§ **Written problem**: Identify, in the records below, every line where the string "JSON" appears, and copy each such line.

§ **Extracted records**:
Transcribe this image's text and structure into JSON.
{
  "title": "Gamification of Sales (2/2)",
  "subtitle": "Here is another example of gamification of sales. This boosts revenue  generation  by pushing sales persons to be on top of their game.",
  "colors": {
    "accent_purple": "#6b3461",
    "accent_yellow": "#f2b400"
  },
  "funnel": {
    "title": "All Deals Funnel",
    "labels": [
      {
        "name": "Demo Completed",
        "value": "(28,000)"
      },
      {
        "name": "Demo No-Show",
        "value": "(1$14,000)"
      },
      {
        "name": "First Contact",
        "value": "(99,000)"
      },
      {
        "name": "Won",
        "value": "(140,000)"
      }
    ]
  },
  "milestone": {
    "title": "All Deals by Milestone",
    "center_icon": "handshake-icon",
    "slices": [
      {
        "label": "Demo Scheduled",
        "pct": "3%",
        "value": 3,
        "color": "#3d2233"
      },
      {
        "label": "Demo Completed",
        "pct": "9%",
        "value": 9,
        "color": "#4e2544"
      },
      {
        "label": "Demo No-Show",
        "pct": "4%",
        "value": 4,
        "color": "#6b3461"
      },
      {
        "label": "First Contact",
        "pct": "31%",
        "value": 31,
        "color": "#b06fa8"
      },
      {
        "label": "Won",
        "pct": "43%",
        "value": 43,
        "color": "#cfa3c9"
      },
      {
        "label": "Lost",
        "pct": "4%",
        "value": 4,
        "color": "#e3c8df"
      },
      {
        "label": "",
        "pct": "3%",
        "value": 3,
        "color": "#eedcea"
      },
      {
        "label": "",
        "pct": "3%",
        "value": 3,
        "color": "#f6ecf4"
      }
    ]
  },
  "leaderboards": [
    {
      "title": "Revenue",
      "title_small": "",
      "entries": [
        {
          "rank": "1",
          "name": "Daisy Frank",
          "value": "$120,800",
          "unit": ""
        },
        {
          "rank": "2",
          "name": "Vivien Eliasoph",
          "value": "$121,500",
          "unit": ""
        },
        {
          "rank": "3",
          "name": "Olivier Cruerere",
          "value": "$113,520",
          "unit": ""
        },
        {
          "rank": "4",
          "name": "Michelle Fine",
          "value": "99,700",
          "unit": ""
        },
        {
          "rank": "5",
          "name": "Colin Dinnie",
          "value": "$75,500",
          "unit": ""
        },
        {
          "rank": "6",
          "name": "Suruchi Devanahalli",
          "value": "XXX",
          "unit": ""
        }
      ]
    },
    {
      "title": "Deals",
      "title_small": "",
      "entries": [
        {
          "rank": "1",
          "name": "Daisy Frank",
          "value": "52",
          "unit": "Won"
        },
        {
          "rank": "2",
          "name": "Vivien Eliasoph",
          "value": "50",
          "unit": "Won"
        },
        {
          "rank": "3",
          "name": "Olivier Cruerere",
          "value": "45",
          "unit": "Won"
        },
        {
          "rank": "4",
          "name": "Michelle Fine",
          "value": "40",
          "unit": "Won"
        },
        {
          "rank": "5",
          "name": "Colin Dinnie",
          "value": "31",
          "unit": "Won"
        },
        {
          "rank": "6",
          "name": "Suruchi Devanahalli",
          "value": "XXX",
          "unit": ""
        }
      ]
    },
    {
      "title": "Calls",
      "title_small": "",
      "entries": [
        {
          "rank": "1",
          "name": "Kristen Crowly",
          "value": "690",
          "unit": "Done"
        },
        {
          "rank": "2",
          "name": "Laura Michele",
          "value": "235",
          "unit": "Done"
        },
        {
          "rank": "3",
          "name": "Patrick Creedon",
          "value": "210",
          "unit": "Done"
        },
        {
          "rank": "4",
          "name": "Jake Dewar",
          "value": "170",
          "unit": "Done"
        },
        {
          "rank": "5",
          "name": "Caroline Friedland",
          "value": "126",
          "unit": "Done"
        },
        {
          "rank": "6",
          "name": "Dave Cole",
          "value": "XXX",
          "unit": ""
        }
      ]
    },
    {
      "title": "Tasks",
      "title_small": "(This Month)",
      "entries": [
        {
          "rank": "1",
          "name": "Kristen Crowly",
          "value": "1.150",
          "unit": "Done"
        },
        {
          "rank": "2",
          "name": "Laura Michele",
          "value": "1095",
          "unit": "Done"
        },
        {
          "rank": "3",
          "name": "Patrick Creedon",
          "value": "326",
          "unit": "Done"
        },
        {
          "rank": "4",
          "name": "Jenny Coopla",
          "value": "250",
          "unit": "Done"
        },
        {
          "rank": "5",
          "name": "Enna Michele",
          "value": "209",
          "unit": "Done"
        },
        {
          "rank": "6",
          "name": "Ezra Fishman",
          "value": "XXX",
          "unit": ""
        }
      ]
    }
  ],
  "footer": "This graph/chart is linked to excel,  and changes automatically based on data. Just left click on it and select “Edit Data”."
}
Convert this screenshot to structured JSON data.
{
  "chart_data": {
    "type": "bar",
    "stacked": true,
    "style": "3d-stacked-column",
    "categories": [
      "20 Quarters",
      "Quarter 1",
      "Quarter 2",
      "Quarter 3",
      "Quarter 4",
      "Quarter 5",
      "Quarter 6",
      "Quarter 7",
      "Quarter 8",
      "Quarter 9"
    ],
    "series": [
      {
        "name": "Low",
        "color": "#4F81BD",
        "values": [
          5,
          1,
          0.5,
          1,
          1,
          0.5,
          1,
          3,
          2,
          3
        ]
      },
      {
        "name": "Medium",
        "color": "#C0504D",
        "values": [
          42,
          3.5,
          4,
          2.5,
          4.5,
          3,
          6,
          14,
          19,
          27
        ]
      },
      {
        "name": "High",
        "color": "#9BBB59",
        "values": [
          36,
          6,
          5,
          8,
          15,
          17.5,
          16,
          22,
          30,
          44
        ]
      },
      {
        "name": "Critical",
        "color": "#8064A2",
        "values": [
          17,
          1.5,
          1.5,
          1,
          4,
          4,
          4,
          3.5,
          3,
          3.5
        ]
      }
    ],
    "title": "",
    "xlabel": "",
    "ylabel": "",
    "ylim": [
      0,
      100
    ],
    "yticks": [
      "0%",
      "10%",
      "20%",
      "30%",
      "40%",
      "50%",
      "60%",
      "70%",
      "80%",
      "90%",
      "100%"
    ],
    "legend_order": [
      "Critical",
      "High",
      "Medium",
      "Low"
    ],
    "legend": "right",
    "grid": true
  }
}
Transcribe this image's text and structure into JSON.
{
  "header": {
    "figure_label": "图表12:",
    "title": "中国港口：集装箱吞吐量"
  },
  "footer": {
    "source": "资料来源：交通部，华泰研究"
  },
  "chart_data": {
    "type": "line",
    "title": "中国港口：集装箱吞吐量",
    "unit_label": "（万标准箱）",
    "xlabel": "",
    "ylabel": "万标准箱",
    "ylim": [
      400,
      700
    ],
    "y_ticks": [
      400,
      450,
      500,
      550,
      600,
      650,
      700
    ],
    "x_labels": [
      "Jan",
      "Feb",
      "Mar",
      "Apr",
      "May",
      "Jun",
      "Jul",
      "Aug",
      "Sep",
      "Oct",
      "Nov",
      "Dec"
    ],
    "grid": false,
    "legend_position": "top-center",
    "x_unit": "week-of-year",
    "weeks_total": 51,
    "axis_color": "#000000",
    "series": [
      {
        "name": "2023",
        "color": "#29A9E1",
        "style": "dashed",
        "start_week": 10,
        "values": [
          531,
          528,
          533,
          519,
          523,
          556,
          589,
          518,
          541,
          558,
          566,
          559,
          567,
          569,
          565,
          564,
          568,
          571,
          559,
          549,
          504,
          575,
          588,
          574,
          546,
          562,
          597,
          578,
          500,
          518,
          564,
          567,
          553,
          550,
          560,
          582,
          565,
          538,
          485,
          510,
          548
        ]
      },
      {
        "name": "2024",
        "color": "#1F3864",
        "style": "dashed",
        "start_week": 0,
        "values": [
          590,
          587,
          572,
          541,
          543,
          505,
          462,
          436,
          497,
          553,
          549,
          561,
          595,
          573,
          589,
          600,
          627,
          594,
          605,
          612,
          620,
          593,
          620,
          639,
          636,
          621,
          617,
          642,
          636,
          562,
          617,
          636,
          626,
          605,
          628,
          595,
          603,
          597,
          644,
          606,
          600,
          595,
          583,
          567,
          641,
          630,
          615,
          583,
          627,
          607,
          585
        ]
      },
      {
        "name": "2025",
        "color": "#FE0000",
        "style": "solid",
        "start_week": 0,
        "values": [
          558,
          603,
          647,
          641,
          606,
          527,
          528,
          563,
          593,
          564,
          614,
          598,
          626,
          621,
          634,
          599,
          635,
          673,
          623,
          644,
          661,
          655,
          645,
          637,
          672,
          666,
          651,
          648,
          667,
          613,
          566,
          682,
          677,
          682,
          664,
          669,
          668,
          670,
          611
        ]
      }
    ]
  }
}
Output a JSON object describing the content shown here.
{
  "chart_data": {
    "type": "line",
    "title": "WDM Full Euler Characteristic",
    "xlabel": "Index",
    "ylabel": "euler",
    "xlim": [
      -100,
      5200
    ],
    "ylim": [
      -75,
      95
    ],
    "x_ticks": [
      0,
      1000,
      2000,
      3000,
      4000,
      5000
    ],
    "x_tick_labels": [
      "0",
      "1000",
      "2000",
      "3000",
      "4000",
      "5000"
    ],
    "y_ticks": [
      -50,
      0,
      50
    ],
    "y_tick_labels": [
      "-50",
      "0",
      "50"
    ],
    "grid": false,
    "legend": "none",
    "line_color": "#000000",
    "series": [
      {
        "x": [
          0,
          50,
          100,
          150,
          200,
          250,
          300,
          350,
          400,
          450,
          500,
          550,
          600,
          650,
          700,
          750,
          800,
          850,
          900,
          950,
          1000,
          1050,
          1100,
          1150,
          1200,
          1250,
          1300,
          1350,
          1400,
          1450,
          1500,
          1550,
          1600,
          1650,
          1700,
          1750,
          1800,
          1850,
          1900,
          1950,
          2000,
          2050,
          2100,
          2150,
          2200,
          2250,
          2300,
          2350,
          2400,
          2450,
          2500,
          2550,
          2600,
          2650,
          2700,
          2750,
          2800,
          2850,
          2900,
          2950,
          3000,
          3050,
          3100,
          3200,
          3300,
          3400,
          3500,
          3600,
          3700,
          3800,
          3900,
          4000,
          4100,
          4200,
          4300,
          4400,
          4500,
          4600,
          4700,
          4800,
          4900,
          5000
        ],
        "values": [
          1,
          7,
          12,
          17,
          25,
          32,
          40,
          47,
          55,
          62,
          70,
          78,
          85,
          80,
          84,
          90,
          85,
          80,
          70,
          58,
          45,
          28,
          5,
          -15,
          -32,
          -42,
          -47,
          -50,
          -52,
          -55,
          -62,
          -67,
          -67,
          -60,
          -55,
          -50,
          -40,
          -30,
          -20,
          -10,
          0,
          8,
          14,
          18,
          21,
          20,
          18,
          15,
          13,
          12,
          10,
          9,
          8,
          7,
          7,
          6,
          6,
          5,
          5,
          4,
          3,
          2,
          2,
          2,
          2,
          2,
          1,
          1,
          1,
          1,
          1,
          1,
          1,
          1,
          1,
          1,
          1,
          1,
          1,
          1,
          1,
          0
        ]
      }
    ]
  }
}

§ **Response**:
Transcribe this image's text and structure into JSON.
Convert this screenshot to structured JSON data.
Transcribe this image's text and structure into JSON.
Output a JSON object describing the content shown here.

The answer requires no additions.